═════ ENTRIES ═════

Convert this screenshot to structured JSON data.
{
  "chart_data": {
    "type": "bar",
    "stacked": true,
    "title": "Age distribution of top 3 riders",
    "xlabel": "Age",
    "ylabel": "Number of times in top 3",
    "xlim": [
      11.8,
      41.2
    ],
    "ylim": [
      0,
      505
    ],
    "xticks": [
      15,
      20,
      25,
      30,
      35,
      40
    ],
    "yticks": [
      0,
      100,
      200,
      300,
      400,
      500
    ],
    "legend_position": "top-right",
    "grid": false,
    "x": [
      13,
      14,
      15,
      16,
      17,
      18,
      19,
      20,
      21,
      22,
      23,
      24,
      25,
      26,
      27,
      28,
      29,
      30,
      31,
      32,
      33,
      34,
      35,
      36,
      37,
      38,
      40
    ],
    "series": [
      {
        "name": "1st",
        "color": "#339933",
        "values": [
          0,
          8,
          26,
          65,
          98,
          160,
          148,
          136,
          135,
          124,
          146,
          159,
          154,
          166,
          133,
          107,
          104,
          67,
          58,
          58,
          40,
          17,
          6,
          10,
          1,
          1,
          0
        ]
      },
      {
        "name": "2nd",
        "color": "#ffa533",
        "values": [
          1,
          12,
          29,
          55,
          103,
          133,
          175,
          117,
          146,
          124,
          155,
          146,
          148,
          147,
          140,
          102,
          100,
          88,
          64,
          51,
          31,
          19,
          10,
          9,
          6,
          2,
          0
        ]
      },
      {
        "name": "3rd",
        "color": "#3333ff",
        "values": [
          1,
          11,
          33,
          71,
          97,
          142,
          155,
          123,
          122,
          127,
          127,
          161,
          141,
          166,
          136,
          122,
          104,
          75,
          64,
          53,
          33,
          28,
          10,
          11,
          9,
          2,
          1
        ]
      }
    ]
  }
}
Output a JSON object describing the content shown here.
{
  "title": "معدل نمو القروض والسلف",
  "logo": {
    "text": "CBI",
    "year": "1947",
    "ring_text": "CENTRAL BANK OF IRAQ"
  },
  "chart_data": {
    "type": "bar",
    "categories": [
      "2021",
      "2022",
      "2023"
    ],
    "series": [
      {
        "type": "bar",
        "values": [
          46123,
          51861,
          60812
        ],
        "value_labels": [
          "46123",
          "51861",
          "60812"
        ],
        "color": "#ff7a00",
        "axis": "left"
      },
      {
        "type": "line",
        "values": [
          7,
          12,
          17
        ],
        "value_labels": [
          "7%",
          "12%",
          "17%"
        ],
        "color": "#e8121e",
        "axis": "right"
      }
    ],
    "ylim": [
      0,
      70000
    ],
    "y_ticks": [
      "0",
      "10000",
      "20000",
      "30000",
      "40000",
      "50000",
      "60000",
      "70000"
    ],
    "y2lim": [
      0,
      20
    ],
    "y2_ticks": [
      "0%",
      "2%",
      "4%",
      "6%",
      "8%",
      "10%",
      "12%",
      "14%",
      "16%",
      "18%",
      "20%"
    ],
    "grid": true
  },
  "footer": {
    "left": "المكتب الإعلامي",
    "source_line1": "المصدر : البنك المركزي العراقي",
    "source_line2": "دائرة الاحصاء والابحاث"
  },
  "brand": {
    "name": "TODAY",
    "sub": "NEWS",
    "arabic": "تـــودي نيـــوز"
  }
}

═════

WORK TO DO - Print the records above exactly as they appear.

THE OUTPUT -
Convert this screenshot to structured JSON data.
{
  "chart_data": {
    "type": "bar",
    "stacked": true,
    "title": "Age distribution of top 3 riders",
    "xlabel": "Age",
    "ylabel": "Number of times in top 3",
    "xlim": [
      11.8,
      41.2
    ],
    "ylim": [
      0,
      505
    ],
    "xticks": [
      15,
      20,
      25,
      30,
      35,
      40
    ],
    "yticks": [
      0,
      100,
      200,
      300,
      400,
      500
    ],
    "legend_position": "top-right",
    "grid": false,
    "x": [
      13,
      14,
      15,
      16,
      17,
      18,
      19,
      20,
      21,
      22,
      23,
      24,
      25,
      26,
      27,
      28,
      29,
      30,
      31,
      32,
      33,
      34,
      35,
      36,
      37,
      38,
      40
    ],
    "series": [
      {
        "name": "1st",
        "color": "#339933",
        "values": [
          0,
          8,
          26,
          65,
          98,
          160,
          148,
          136,
          135,
          124,
          146,
          159,
          154,
          166,
          133,
          107,
          104,
          67,
          58,
          58,
          40,
          17,
          6,
          10,
          1,
          1,
          0
        ]
      },
      {
        "name": "2nd",
        "color": "#ffa533",
        "values": [
          1,
          12,
          29,
          55,
          103,
          133,
          175,
          117,
          146,
          124,
          155,
          146,
          148,
          147,
          140,
          102,
          100,
          88,
          64,
          51,
          31,
          19,
          10,
          9,
          6,
          2,
          0
        ]
      },
      {
        "name": "3rd",
        "color": "#3333ff",
        "values": [
          1,
          11,
          33,
          71,
          97,
          142,
          155,
          123,
          122,
          127,
          127,
          161,
          141,
          166,
          136,
          122,
          104,
          75,
          64,
          53,
          33,
          28,
          10,
          11,
          9,
          2,
          1
        ]
      }
    ]
  }
}
Output a JSON object describing the content shown here.
{
  "title": "معدل نمو القروض والسلف",
  "logo": {
    "text": "CBI",
    "year": "1947",
    "ring_text": "CENTRAL BANK OF IRAQ"
  },
  "chart_data": {
    "type": "bar",
    "categories": [
      "2021",
      "2022",
      "2023"
    ],
    "series": [
      {
        "type": "bar",
        "values": [
          46123,
          51861,
          60812
        ],
        "value_labels": [
          "46123",
          "51861",
          "60812"
        ],
        "color": "#ff7a00",
        "axis": "left"
      },
      {
        "type": "line",
        "values": [
          7,
          12,
          17
        ],
        "value_labels": [
          "7%",
          "12%",
          "17%"
        ],
        "color": "#e8121e",
        "axis": "right"
      }
    ],
    "ylim": [
      0,
      70000
    ],
    "y_ticks": [
      "0",
      "10000",
      "20000",
      "30000",
      "40000",
      "50000",
      "60000",
      "70000"
    ],
    "y2lim": [
      0,
      20
    ],
    "y2_ticks": [
      "0%",
      "2%",
      "4%",
      "6%",
      "8%",
      "10%",
      "12%",
      "14%",
      "16%",
      "18%",
      "20%"
    ],
    "grid": true
  },
  "footer": {
    "left": "المكتب الإعلامي",
    "source_line1": "المصدر : البنك المركزي العراقي",
    "source_line2": "دائرة الاحصاء والابحاث"
  },
  "brand": {
    "name": "TODAY",
    "sub": "NEWS",
    "arabic": "تـــودي نيـــوز"
  }
}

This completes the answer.